AÇÕES NECESSÁRIAS:
1. Liste todos os nomes próprios de pessoas, publicações e instituições que aparecem no texto sobre o papa e os direitos reprodutivos.
2. Dê sequência ao texto sobre o papa e os direitos reprodutivos, começando logo depois da última frase.

TRECHO DO TEXTO:
◆ ◆ ◆ ◆
O papa e os direitos reprodutivos: entre a cruz e a espada?

O papa Francisco, num mesmo dia, 20 de setembro, apareceu na grande imprensa mundial falando para plateias diferentes, emitindo opiniões aparentemente díspares sobre os direitos reprodutivos.

Por Fátima Oliveira*, em O Tempo

Há quem diga que ele está entre a cruz e a espada, pois deseja avançar, mas poderosas forças retrógradas do catolicismo romano não permitem. Para outros, ele está se tornando exímio em agradar a plateias: diz o que cada uma quer ouvir. E assim as águas vão rolando, turbulentamente, na Santa Sé.
◆ ◆ ◆ ◆
Dados extraídos de uma coleção:
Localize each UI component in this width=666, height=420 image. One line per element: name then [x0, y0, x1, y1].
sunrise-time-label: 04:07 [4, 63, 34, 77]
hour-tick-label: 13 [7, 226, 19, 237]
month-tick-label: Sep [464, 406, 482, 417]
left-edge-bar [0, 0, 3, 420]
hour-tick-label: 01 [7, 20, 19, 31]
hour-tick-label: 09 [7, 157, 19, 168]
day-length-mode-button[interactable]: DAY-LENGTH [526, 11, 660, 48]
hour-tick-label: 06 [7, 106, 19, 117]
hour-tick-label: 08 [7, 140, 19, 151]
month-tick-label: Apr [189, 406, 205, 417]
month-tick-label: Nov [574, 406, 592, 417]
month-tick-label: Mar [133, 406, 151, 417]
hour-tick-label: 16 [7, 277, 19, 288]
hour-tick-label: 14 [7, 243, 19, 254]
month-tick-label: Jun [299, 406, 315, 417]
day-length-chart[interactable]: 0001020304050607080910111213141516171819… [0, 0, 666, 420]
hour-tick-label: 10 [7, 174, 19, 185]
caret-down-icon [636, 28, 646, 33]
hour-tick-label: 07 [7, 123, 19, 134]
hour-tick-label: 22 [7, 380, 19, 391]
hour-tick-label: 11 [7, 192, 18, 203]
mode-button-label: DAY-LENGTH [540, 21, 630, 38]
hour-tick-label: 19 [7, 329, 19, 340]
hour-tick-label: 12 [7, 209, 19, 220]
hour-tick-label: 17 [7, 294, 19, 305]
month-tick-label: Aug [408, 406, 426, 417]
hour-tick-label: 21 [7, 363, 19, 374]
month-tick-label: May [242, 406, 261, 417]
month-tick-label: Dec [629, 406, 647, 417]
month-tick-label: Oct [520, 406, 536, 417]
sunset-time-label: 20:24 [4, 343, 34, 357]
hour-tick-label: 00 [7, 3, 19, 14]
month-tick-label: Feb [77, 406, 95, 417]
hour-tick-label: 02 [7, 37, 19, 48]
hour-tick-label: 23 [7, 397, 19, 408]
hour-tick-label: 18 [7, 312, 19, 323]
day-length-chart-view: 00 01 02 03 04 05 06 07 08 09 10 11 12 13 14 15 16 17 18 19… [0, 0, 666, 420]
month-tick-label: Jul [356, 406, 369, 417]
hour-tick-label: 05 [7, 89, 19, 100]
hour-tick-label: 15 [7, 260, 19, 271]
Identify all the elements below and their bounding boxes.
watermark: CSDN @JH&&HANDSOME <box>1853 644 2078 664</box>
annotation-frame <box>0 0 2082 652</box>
◆ ◆ ◆ ◆
RESPOSTAS DO EXERCÍCIO:
1. Francisco; Fátima Oliveira; O Tempo; Santa Sé

2.
Em 20 de setembro de 2013, o papa Francisco recebeu os participantes do 10º Encontro da Federação Internacional das Associações Médicas Católicas, cujo eixo foi “Catolicismo e cuidados maternos”. Enfatizou a defesa da vida:

Em cada criança não nascida, mas condenada injustamente a ser abortada, está o rosto de Jesus, tem o rosto do Senhor, que ainda antes de nascer e depois, logo que nasce, experimenta a rejeição do mundo. E cada idoso – falei da criança: vamos agora aos idosos –, mesmo que doente ou nos fins dos seus dias, tem em si o rosto de Cristo. Não se podem deitar fora!

E exortou aos médicos católicos que sejam “testemunhas e difusores da ‘cultura da vida’” (Rádio Vaticano).

No mesmo dia, Philip Pullella, da Reuters, publicou, sob o título “Papa critica obsessão da Igreja com gays, aborto e contracepção”, informações de que o papa concedeu uma “longa entrevista ao padre jesuíta Antonio Spadaro, diretor da revista Civiltà Cattolica, e disse que a Igreja precisa encontrar um novo equilíbrio entre a preservação das regras e o exercício da misericórdia. ‘Do contrário, até o edifício moral da Igreja deve cair como um castelo de cartas’”.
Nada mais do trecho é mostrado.